GIVEN RECORDS:
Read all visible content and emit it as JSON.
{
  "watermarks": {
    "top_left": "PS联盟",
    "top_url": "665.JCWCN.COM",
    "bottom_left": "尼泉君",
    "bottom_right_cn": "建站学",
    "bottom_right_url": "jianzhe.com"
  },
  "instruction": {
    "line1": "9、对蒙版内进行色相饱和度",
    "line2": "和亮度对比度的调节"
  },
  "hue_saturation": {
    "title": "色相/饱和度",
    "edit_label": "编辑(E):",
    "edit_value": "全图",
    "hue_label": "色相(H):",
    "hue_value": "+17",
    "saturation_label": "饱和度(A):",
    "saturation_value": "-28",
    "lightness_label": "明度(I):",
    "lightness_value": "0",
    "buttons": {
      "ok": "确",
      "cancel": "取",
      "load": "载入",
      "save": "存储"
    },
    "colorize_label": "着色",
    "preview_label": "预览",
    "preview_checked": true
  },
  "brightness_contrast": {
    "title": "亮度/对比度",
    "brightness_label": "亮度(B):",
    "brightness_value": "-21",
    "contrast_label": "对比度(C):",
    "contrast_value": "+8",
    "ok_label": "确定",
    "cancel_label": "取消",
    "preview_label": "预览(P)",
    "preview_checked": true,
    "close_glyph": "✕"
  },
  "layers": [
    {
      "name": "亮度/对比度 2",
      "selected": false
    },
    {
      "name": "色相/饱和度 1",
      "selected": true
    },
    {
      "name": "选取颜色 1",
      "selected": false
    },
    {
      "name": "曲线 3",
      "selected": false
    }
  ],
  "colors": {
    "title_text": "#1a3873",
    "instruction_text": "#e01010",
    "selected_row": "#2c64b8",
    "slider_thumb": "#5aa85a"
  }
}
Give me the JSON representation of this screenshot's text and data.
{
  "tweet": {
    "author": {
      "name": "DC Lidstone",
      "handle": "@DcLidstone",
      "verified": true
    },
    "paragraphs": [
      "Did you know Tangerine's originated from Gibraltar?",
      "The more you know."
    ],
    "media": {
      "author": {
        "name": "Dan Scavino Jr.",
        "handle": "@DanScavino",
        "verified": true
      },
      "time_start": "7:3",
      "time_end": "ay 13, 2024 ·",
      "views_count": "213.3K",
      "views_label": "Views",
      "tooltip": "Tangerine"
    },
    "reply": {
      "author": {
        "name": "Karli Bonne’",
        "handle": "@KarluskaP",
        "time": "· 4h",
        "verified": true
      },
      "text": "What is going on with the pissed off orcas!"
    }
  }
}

TASK DIRECTIONS: Print every line of the records exactly. Omit nothing.

ANSWER TO THIS EXERCISE:
Read all visible content and emit it as JSON.
{
  "watermarks": {
    "top_left": "PS联盟",
    "top_url": "665.JCWCN.COM",
    "bottom_left": "尼泉君",
    "bottom_right_cn": "建站学",
    "bottom_right_url": "jianzhe.com"
  },
  "instruction": {
    "line1": "9、对蒙版内进行色相饱和度",
    "line2": "和亮度对比度的调节"
  },
  "hue_saturation": {
    "title": "色相/饱和度",
    "edit_label": "编辑(E):",
    "edit_value": "全图",
    "hue_label": "色相(H):",
    "hue_value": "+17",
    "saturation_label": "饱和度(A):",
    "saturation_value": "-28",
    "lightness_label": "明度(I):",
    "lightness_value": "0",
    "buttons": {
      "ok": "确",
      "cancel": "取",
      "load": "载入",
      "save": "存储"
    },
    "colorize_label": "着色",
    "preview_label": "预览",
    "preview_checked": true
  },
  "brightness_contrast": {
    "title": "亮度/对比度",
    "brightness_label": "亮度(B):",
    "brightness_value": "-21",
    "contrast_label": "对比度(C):",
    "contrast_value": "+8",
    "ok_label": "确定",
    "cancel_label": "取消",
    "preview_label": "预览(P)",
    "preview_checked": true,
    "close_glyph": "✕"
  },
  "layers": [
    {
      "name": "亮度/对比度 2",
      "selected": false
    },
    {
      "name": "色相/饱和度 1",
      "selected": true
    },
    {
      "name": "选取颜色 1",
      "selected": false
    },
    {
      "name": "曲线 3",
      "selected": false
    }
  ],
  "colors": {
    "title_text": "#1a3873",
    "instruction_text": "#e01010",
    "selected_row": "#2c64b8",
    "slider_thumb": "#5aa85a"
  }
}
Give me the JSON representation of this screenshot's text and data.
{
  "tweet": {
    "author": {
      "name": "DC Lidstone",
      "handle": "@DcLidstone",
      "verified": true
    },
    "paragraphs": [
      "Did you know Tangerine's originated from Gibraltar?",
      "The more you know."
    ],
    "media": {
      "author": {
        "name": "Dan Scavino Jr.",
        "handle": "@DanScavino",
        "verified": true
      },
      "time_start": "7:3",
      "time_end": "ay 13, 2024 ·",
      "views_count": "213.3K",
      "views_label": "Views",
      "tooltip": "Tangerine"
    },
    "reply": {
      "author": {
        "name": "Karli Bonne’",
        "handle": "@KarluskaP",
        "time": "· 4h",
        "verified": true
      },
      "text": "What is going on with the pissed off orcas!"
    }
  }
}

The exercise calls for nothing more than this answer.